» Exercise instructions
Every line that holds the string "JSON" is to be identified and copied.

» Input data
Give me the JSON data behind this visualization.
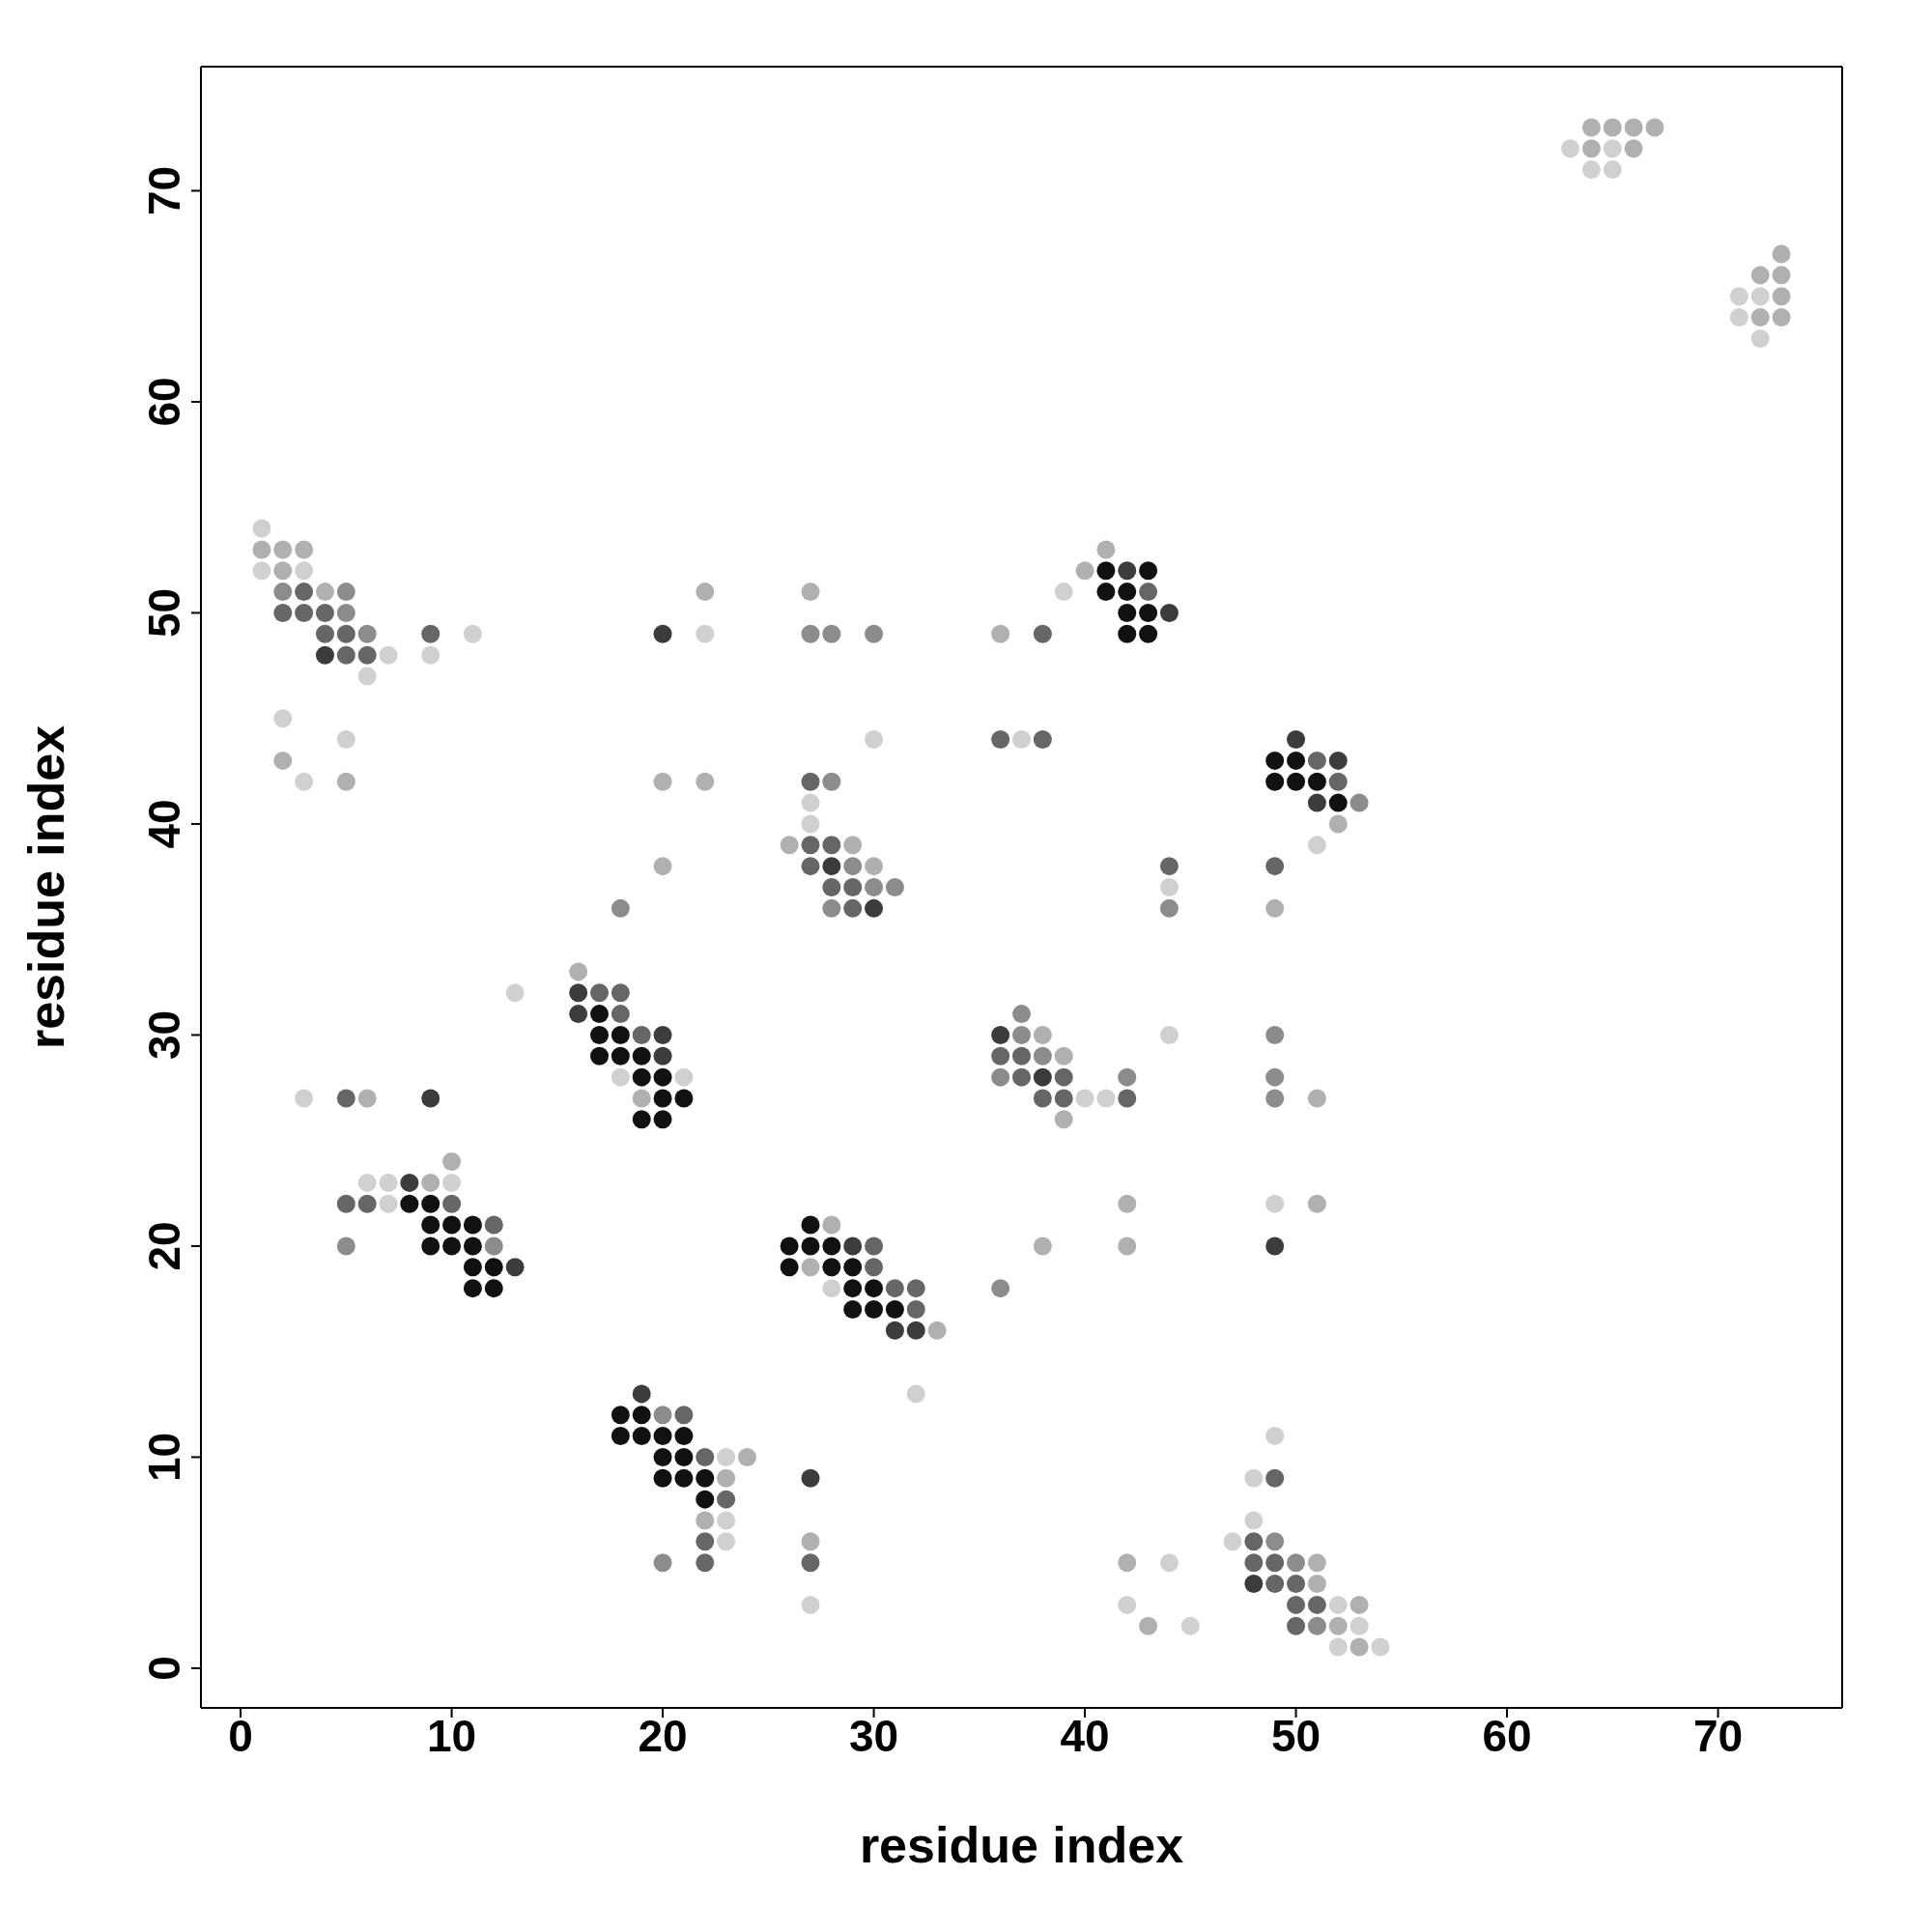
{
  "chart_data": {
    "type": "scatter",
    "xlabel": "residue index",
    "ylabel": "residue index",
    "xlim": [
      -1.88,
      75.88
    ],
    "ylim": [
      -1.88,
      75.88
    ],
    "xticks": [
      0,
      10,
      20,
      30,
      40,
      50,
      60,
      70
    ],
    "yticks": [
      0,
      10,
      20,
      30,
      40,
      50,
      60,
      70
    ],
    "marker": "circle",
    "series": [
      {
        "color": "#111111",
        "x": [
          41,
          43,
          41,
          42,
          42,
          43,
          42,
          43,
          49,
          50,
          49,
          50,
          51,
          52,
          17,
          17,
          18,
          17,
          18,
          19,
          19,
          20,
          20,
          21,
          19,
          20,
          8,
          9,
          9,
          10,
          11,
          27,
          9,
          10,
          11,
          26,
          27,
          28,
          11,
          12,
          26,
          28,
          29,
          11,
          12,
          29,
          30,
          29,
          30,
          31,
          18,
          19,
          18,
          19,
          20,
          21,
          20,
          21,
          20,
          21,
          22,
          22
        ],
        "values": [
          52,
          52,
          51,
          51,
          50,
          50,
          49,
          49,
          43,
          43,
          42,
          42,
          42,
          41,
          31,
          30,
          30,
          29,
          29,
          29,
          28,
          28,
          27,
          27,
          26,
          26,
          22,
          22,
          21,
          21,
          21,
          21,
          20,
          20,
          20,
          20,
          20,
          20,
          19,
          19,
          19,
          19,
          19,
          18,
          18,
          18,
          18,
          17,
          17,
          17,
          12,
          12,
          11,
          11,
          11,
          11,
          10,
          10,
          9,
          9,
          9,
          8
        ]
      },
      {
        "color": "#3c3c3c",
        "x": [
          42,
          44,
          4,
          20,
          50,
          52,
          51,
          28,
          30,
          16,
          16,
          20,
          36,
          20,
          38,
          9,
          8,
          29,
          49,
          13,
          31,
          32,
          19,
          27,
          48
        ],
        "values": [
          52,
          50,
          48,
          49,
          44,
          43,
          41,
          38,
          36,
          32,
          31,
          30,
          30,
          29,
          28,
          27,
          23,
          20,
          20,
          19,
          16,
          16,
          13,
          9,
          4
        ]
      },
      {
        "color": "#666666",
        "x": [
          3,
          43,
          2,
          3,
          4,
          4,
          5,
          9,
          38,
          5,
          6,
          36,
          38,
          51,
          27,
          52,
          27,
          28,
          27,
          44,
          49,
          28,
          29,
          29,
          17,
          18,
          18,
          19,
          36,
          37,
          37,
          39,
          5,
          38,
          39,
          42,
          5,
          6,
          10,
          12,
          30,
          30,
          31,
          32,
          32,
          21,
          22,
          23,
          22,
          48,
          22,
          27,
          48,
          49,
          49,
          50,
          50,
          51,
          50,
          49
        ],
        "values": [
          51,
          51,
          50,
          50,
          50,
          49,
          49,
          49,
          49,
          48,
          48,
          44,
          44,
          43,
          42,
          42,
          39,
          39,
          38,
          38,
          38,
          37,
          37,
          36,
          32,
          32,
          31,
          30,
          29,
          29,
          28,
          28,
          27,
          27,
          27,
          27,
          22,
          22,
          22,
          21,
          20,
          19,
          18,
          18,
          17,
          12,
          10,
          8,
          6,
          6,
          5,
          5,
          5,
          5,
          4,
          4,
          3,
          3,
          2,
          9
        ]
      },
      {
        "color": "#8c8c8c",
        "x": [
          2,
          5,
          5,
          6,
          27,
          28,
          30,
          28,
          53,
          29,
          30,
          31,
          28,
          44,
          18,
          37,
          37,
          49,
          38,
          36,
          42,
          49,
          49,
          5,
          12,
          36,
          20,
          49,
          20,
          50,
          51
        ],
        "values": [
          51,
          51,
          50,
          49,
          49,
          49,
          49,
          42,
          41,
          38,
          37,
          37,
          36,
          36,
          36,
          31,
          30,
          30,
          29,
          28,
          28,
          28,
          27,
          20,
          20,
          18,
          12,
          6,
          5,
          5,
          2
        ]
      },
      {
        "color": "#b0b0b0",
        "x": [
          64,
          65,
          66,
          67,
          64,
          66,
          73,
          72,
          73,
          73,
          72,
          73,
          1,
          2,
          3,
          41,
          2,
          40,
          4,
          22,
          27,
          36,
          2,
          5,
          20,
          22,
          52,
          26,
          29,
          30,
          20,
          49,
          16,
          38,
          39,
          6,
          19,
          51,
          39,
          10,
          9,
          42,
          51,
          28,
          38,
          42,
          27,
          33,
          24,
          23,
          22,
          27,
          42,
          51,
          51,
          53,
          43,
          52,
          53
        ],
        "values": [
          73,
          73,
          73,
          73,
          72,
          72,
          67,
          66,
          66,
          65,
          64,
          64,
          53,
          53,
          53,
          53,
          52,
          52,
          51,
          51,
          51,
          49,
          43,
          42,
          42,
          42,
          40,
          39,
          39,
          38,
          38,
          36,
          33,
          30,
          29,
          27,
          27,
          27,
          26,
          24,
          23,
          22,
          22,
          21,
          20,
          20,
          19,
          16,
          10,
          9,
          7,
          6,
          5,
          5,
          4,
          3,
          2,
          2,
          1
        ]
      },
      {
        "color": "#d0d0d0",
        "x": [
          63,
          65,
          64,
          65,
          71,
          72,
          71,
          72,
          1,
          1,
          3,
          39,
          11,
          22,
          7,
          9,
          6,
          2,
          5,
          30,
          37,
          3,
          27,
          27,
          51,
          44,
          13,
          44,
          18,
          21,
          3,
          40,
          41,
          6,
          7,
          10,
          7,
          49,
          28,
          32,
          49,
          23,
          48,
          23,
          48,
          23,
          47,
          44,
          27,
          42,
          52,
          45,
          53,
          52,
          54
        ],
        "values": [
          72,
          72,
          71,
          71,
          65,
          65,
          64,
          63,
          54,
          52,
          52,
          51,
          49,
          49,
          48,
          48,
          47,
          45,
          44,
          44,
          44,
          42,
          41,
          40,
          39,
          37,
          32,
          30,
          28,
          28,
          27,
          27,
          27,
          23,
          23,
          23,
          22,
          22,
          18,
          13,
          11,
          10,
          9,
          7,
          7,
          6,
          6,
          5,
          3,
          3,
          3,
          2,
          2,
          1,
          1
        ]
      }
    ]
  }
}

---

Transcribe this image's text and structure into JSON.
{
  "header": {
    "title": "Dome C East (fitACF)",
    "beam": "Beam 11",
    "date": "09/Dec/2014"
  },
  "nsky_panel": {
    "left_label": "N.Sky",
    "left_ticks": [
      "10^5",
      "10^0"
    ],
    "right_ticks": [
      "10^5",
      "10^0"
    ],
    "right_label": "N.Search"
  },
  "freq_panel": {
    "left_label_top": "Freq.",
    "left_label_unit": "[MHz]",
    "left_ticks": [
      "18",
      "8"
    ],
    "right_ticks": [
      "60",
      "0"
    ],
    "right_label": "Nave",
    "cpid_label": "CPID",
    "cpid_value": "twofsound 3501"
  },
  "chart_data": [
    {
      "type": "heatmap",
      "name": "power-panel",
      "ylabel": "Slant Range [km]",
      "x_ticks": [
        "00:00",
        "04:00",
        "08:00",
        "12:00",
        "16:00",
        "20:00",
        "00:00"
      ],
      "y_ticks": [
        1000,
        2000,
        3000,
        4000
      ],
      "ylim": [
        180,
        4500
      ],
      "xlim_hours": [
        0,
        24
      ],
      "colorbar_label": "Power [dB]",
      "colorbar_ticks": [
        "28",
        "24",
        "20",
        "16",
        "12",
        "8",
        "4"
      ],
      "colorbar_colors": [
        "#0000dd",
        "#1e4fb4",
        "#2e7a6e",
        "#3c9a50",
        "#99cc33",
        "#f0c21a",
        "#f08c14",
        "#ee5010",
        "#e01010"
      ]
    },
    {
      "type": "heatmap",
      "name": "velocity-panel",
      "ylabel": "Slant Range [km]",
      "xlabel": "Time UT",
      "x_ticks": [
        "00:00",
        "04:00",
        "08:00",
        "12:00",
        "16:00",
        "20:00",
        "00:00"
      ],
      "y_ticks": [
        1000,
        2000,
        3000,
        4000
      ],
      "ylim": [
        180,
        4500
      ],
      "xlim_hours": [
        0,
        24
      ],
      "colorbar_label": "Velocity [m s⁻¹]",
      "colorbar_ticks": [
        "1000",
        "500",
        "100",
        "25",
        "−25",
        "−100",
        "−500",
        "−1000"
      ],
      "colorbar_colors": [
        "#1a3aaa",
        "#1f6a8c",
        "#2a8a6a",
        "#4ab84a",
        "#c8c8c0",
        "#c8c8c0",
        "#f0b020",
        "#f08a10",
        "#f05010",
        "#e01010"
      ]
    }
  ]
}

* * *

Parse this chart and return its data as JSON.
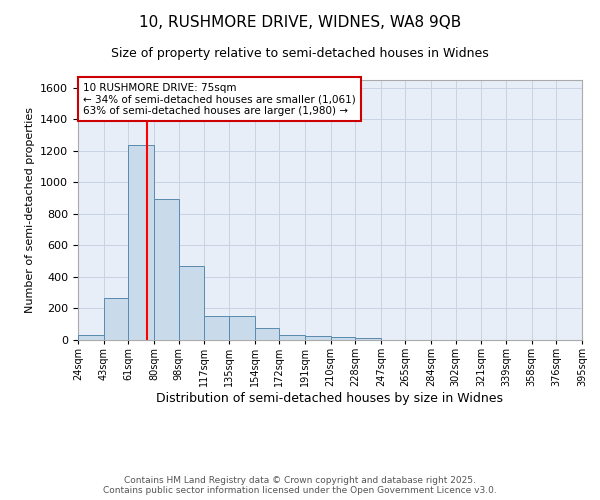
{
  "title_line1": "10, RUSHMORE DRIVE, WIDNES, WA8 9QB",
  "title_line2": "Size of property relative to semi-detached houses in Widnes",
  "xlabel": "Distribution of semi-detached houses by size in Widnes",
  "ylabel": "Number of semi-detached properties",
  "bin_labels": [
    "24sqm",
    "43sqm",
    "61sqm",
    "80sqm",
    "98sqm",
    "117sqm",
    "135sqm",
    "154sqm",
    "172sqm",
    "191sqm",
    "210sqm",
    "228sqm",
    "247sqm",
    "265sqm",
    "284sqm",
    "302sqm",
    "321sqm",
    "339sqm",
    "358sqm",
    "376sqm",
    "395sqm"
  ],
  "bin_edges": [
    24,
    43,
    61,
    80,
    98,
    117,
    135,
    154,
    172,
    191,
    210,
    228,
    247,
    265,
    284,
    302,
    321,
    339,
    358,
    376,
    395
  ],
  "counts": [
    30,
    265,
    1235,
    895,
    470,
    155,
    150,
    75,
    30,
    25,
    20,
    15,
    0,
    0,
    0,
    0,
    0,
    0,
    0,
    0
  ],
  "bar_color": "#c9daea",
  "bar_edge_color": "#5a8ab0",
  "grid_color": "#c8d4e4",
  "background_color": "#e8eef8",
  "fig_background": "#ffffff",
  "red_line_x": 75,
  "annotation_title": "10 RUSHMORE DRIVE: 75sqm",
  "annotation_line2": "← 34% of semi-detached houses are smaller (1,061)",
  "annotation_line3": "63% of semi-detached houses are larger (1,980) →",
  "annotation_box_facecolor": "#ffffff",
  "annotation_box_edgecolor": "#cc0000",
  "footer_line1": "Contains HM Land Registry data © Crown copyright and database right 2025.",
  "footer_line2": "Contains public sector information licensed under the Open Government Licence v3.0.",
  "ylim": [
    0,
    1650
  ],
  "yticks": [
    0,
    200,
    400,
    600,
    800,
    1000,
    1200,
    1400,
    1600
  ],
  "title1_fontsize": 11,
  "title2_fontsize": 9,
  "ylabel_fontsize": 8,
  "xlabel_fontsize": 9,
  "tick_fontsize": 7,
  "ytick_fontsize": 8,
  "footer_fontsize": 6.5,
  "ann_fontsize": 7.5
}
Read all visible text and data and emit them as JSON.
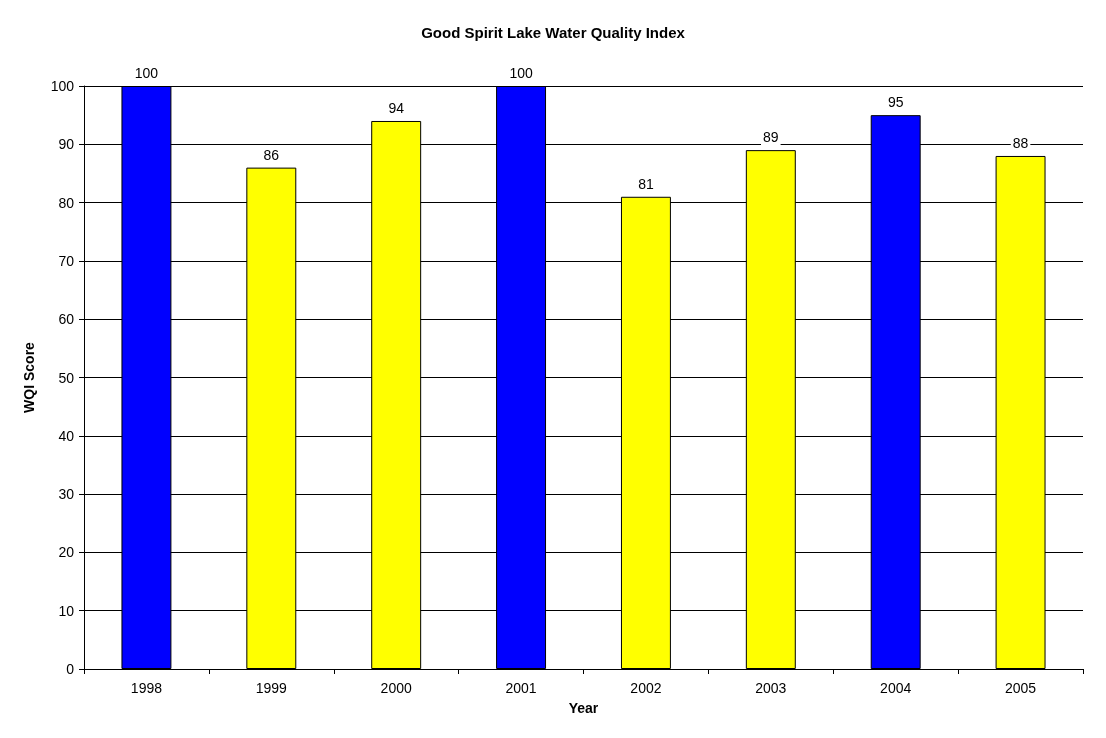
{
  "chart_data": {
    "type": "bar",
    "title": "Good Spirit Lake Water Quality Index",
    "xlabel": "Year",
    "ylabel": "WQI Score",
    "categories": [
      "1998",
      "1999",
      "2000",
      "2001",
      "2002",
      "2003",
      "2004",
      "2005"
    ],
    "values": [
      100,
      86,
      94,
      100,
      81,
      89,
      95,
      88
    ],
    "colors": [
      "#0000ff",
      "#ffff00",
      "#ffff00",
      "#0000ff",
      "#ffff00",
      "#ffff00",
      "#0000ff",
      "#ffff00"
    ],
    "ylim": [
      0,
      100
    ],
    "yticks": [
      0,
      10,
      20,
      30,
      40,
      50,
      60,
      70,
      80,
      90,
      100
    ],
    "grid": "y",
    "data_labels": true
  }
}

» Exercise response
Give me the JSON data behind this visualization.
Transcribe this image's text and structure into JSON.
Parse this chart and return its data as JSON.
Read all visible text and data and emit them as JSON.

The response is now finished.